→ Task description: Exclude the pictures and reproduce the remaining data exactly as written.

>> Start Supplied information

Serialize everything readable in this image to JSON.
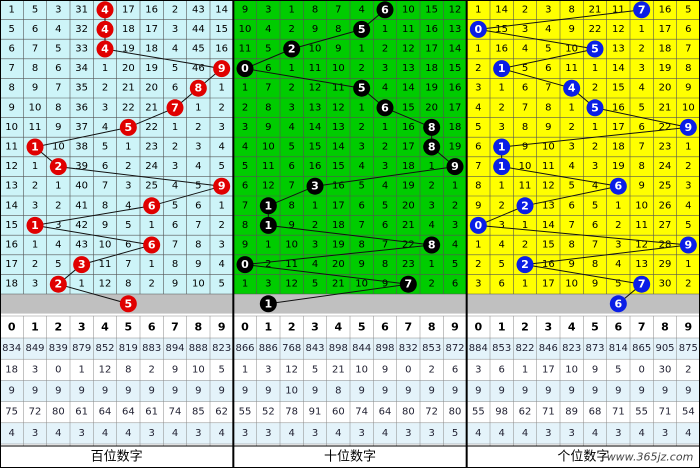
{
  "digits": [
    0,
    1,
    2,
    3,
    4,
    5,
    6,
    7,
    8,
    9
  ],
  "watermark": "www.365jz.com",
  "panels": [
    {
      "title": "百位数字",
      "extra_ball": 5,
      "ball_cols": [
        4,
        4,
        4,
        9,
        8,
        7,
        5,
        1,
        2,
        9,
        6,
        1,
        6,
        3,
        2
      ],
      "rows": [
        [
          1,
          5,
          3,
          31,
          4,
          17,
          16,
          2,
          43,
          14
        ],
        [
          5,
          6,
          4,
          32,
          4,
          18,
          17,
          3,
          44,
          15
        ],
        [
          6,
          7,
          5,
          33,
          4,
          19,
          18,
          4,
          45,
          16
        ],
        [
          7,
          8,
          6,
          34,
          1,
          20,
          19,
          5,
          46,
          9
        ],
        [
          8,
          9,
          7,
          35,
          2,
          21,
          20,
          6,
          8,
          1
        ],
        [
          9,
          10,
          8,
          36,
          3,
          22,
          21,
          7,
          1,
          2
        ],
        [
          10,
          11,
          9,
          37,
          4,
          5,
          22,
          1,
          2,
          3
        ],
        [
          11,
          1,
          10,
          38,
          5,
          1,
          23,
          2,
          3,
          4
        ],
        [
          12,
          1,
          2,
          39,
          6,
          2,
          24,
          3,
          4,
          5
        ],
        [
          13,
          2,
          1,
          40,
          7,
          3,
          25,
          4,
          5,
          9
        ],
        [
          14,
          3,
          2,
          41,
          8,
          4,
          6,
          5,
          6,
          1
        ],
        [
          15,
          1,
          3,
          42,
          9,
          5,
          1,
          6,
          7,
          2
        ],
        [
          16,
          1,
          4,
          43,
          10,
          6,
          6,
          7,
          8,
          3
        ],
        [
          17,
          2,
          5,
          3,
          11,
          7,
          1,
          8,
          9,
          4
        ],
        [
          18,
          3,
          2,
          1,
          12,
          8,
          2,
          9,
          10,
          5
        ]
      ],
      "stats": [
        [
          834,
          849,
          839,
          879,
          852,
          819,
          883,
          894,
          888,
          823
        ],
        [
          18,
          3,
          0,
          1,
          12,
          8,
          2,
          9,
          10,
          5
        ],
        [
          9,
          9,
          9,
          9,
          9,
          9,
          9,
          9,
          9,
          9
        ],
        [
          75,
          72,
          80,
          61,
          64,
          64,
          61,
          74,
          85,
          62
        ],
        [
          4,
          3,
          4,
          3,
          4,
          4,
          3,
          4,
          3,
          4
        ]
      ]
    },
    {
      "title": "十位数字",
      "extra_ball": 1,
      "ball_cols": [
        6,
        5,
        2,
        0,
        5,
        6,
        8,
        8,
        9,
        3,
        1,
        1,
        8,
        0,
        7
      ],
      "rows": [
        [
          9,
          3,
          1,
          8,
          7,
          4,
          6,
          10,
          15,
          12
        ],
        [
          10,
          4,
          2,
          9,
          8,
          5,
          1,
          11,
          16,
          13
        ],
        [
          11,
          5,
          2,
          10,
          9,
          1,
          2,
          12,
          17,
          14
        ],
        [
          0,
          6,
          1,
          11,
          10,
          2,
          3,
          13,
          18,
          15
        ],
        [
          1,
          7,
          2,
          12,
          11,
          5,
          4,
          14,
          19,
          16
        ],
        [
          2,
          8,
          3,
          13,
          12,
          1,
          6,
          15,
          20,
          17
        ],
        [
          3,
          9,
          4,
          14,
          13,
          2,
          1,
          16,
          8,
          18
        ],
        [
          4,
          10,
          5,
          15,
          14,
          3,
          2,
          17,
          8,
          19
        ],
        [
          5,
          11,
          6,
          16,
          15,
          4,
          3,
          18,
          1,
          9
        ],
        [
          6,
          12,
          7,
          3,
          16,
          5,
          4,
          19,
          2,
          1
        ],
        [
          7,
          1,
          8,
          1,
          17,
          6,
          5,
          20,
          3,
          2
        ],
        [
          8,
          1,
          9,
          2,
          18,
          7,
          6,
          21,
          4,
          3
        ],
        [
          9,
          1,
          10,
          3,
          19,
          8,
          7,
          22,
          8,
          4
        ],
        [
          0,
          2,
          11,
          4,
          20,
          9,
          8,
          23,
          1,
          5
        ],
        [
          1,
          3,
          12,
          5,
          21,
          10,
          9,
          7,
          2,
          6
        ]
      ],
      "stats": [
        [
          866,
          886,
          768,
          843,
          898,
          844,
          898,
          832,
          853,
          872
        ],
        [
          1,
          3,
          12,
          5,
          21,
          10,
          9,
          0,
          2,
          6
        ],
        [
          9,
          9,
          10,
          9,
          8,
          9,
          9,
          9,
          9,
          9
        ],
        [
          55,
          52,
          78,
          91,
          60,
          74,
          64,
          80,
          72,
          80
        ],
        [
          3,
          3,
          4,
          3,
          4,
          3,
          4,
          3,
          3,
          5
        ]
      ]
    },
    {
      "title": "个位数字",
      "extra_ball": 6,
      "ball_cols": [
        7,
        0,
        5,
        1,
        4,
        5,
        9,
        1,
        1,
        6,
        2,
        0,
        9,
        2,
        7
      ],
      "rows": [
        [
          1,
          14,
          2,
          3,
          8,
          21,
          11,
          7,
          16,
          5
        ],
        [
          0,
          15,
          3,
          4,
          9,
          22,
          12,
          1,
          17,
          6
        ],
        [
          1,
          16,
          4,
          5,
          10,
          5,
          13,
          2,
          18,
          7
        ],
        [
          2,
          1,
          5,
          6,
          11,
          1,
          14,
          3,
          19,
          8
        ],
        [
          3,
          1,
          6,
          7,
          4,
          2,
          15,
          4,
          20,
          9
        ],
        [
          4,
          2,
          7,
          8,
          1,
          5,
          16,
          5,
          21,
          10
        ],
        [
          5,
          3,
          8,
          9,
          2,
          1,
          17,
          6,
          22,
          9
        ],
        [
          6,
          1,
          9,
          10,
          3,
          2,
          18,
          7,
          23,
          1
        ],
        [
          7,
          1,
          10,
          11,
          4,
          3,
          19,
          8,
          24,
          2
        ],
        [
          8,
          1,
          11,
          12,
          5,
          4,
          6,
          9,
          25,
          3
        ],
        [
          9,
          2,
          2,
          13,
          6,
          5,
          1,
          10,
          26,
          4
        ],
        [
          0,
          3,
          1,
          14,
          7,
          6,
          2,
          11,
          27,
          5
        ],
        [
          1,
          4,
          2,
          15,
          8,
          7,
          3,
          12,
          28,
          9
        ],
        [
          2,
          5,
          2,
          16,
          9,
          8,
          4,
          13,
          29,
          1
        ],
        [
          3,
          6,
          1,
          17,
          10,
          9,
          5,
          7,
          30,
          2
        ]
      ],
      "stats": [
        [
          884,
          853,
          822,
          846,
          823,
          873,
          814,
          865,
          905,
          875
        ],
        [
          3,
          6,
          1,
          17,
          10,
          9,
          5,
          0,
          30,
          2
        ],
        [
          9,
          9,
          9,
          9,
          9,
          9,
          9,
          9,
          9,
          9
        ],
        [
          55,
          98,
          62,
          71,
          89,
          68,
          71,
          55,
          71,
          54
        ],
        [
          4,
          4,
          4,
          3,
          3,
          4,
          3,
          4,
          3,
          4
        ]
      ]
    }
  ]
}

>> End Supplied information

→ Written reply:
Serialize everything readable in this image to JSON.
{
  "digits": [
    0,
    1,
    2,
    3,
    4,
    5,
    6,
    7,
    8,
    9
  ],
  "watermark": "www.365jz.com",
  "panels": [
    {
      "title": "百位数字",
      "extra_ball": 5,
      "ball_cols": [
        4,
        4,
        4,
        9,
        8,
        7,
        5,
        1,
        2,
        9,
        6,
        1,
        6,
        3,
        2
      ],
      "rows": [
        [
          1,
          5,
          3,
          31,
          4,
          17,
          16,
          2,
          43,
          14
        ],
        [
          5,
          6,
          4,
          32,
          4,
          18,
          17,
          3,
          44,
          15
        ],
        [
          6,
          7,
          5,
          33,
          4,
          19,
          18,
          4,
          45,
          16
        ],
        [
          7,
          8,
          6,
          34,
          1,
          20,
          19,
          5,
          46,
          9
        ],
        [
          8,
          9,
          7,
          35,
          2,
          21,
          20,
          6,
          8,
          1
        ],
        [
          9,
          10,
          8,
          36,
          3,
          22,
          21,
          7,
          1,
          2
        ],
        [
          10,
          11,
          9,
          37,
          4,
          5,
          22,
          1,
          2,
          3
        ],
        [
          11,
          1,
          10,
          38,
          5,
          1,
          23,
          2,
          3,
          4
        ],
        [
          12,
          1,
          2,
          39,
          6,
          2,
          24,
          3,
          4,
          5
        ],
        [
          13,
          2,
          1,
          40,
          7,
          3,
          25,
          4,
          5,
          9
        ],
        [
          14,
          3,
          2,
          41,
          8,
          4,
          6,
          5,
          6,
          1
        ],
        [
          15,
          1,
          3,
          42,
          9,
          5,
          1,
          6,
          7,
          2
        ],
        [
          16,
          1,
          4,
          43,
          10,
          6,
          6,
          7,
          8,
          3
        ],
        [
          17,
          2,
          5,
          3,
          11,
          7,
          1,
          8,
          9,
          4
        ],
        [
          18,
          3,
          2,
          1,
          12,
          8,
          2,
          9,
          10,
          5
        ]
      ],
      "stats": [
        [
          834,
          849,
          839,
          879,
          852,
          819,
          883,
          894,
          888,
          823
        ],
        [
          18,
          3,
          0,
          1,
          12,
          8,
          2,
          9,
          10,
          5
        ],
        [
          9,
          9,
          9,
          9,
          9,
          9,
          9,
          9,
          9,
          9
        ],
        [
          75,
          72,
          80,
          61,
          64,
          64,
          61,
          74,
          85,
          62
        ],
        [
          4,
          3,
          4,
          3,
          4,
          4,
          3,
          4,
          3,
          4
        ]
      ]
    },
    {
      "title": "十位数字",
      "extra_ball": 1,
      "ball_cols": [
        6,
        5,
        2,
        0,
        5,
        6,
        8,
        8,
        9,
        3,
        1,
        1,
        8,
        0,
        7
      ],
      "rows": [
        [
          9,
          3,
          1,
          8,
          7,
          4,
          6,
          10,
          15,
          12
        ],
        [
          10,
          4,
          2,
          9,
          8,
          5,
          1,
          11,
          16,
          13
        ],
        [
          11,
          5,
          2,
          10,
          9,
          1,
          2,
          12,
          17,
          14
        ],
        [
          0,
          6,
          1,
          11,
          10,
          2,
          3,
          13,
          18,
          15
        ],
        [
          1,
          7,
          2,
          12,
          11,
          5,
          4,
          14,
          19,
          16
        ],
        [
          2,
          8,
          3,
          13,
          12,
          1,
          6,
          15,
          20,
          17
        ],
        [
          3,
          9,
          4,
          14,
          13,
          2,
          1,
          16,
          8,
          18
        ],
        [
          4,
          10,
          5,
          15,
          14,
          3,
          2,
          17,
          8,
          19
        ],
        [
          5,
          11,
          6,
          16,
          15,
          4,
          3,
          18,
          1,
          9
        ],
        [
          6,
          12,
          7,
          3,
          16,
          5,
          4,
          19,
          2,
          1
        ],
        [
          7,
          1,
          8,
          1,
          17,
          6,
          5,
          20,
          3,
          2
        ],
        [
          8,
          1,
          9,
          2,
          18,
          7,
          6,
          21,
          4,
          3
        ],
        [
          9,
          1,
          10,
          3,
          19,
          8,
          7,
          22,
          8,
          4
        ],
        [
          0,
          2,
          11,
          4,
          20,
          9,
          8,
          23,
          1,
          5
        ],
        [
          1,
          3,
          12,
          5,
          21,
          10,
          9,
          7,
          2,
          6
        ]
      ],
      "stats": [
        [
          866,
          886,
          768,
          843,
          898,
          844,
          898,
          832,
          853,
          872
        ],
        [
          1,
          3,
          12,
          5,
          21,
          10,
          9,
          0,
          2,
          6
        ],
        [
          9,
          9,
          10,
          9,
          8,
          9,
          9,
          9,
          9,
          9
        ],
        [
          55,
          52,
          78,
          91,
          60,
          74,
          64,
          80,
          72,
          80
        ],
        [
          3,
          3,
          4,
          3,
          4,
          3,
          4,
          3,
          3,
          5
        ]
      ]
    },
    {
      "title": "个位数字",
      "extra_ball": 6,
      "ball_cols": [
        7,
        0,
        5,
        1,
        4,
        5,
        9,
        1,
        1,
        6,
        2,
        0,
        9,
        2,
        7
      ],
      "rows": [
        [
          1,
          14,
          2,
          3,
          8,
          21,
          11,
          7,
          16,
          5
        ],
        [
          0,
          15,
          3,
          4,
          9,
          22,
          12,
          1,
          17,
          6
        ],
        [
          1,
          16,
          4,
          5,
          10,
          5,
          13,
          2,
          18,
          7
        ],
        [
          2,
          1,
          5,
          6,
          11,
          1,
          14,
          3,
          19,
          8
        ],
        [
          3,
          1,
          6,
          7,
          4,
          2,
          15,
          4,
          20,
          9
        ],
        [
          4,
          2,
          7,
          8,
          1,
          5,
          16,
          5,
          21,
          10
        ],
        [
          5,
          3,
          8,
          9,
          2,
          1,
          17,
          6,
          22,
          9
        ],
        [
          6,
          1,
          9,
          10,
          3,
          2,
          18,
          7,
          23,
          1
        ],
        [
          7,
          1,
          10,
          11,
          4,
          3,
          19,
          8,
          24,
          2
        ],
        [
          8,
          1,
          11,
          12,
          5,
          4,
          6,
          9,
          25,
          3
        ],
        [
          9,
          2,
          2,
          13,
          6,
          5,
          1,
          10,
          26,
          4
        ],
        [
          0,
          3,
          1,
          14,
          7,
          6,
          2,
          11,
          27,
          5
        ],
        [
          1,
          4,
          2,
          15,
          8,
          7,
          3,
          12,
          28,
          9
        ],
        [
          2,
          5,
          2,
          16,
          9,
          8,
          4,
          13,
          29,
          1
        ],
        [
          3,
          6,
          1,
          17,
          10,
          9,
          5,
          7,
          30,
          2
        ]
      ],
      "stats": [
        [
          884,
          853,
          822,
          846,
          823,
          873,
          814,
          865,
          905,
          875
        ],
        [
          3,
          6,
          1,
          17,
          10,
          9,
          5,
          0,
          30,
          2
        ],
        [
          9,
          9,
          9,
          9,
          9,
          9,
          9,
          9,
          9,
          9
        ],
        [
          55,
          98,
          62,
          71,
          89,
          68,
          71,
          55,
          71,
          54
        ],
        [
          4,
          4,
          4,
          3,
          3,
          4,
          3,
          4,
          3,
          4
        ]
      ]
    }
  ]
}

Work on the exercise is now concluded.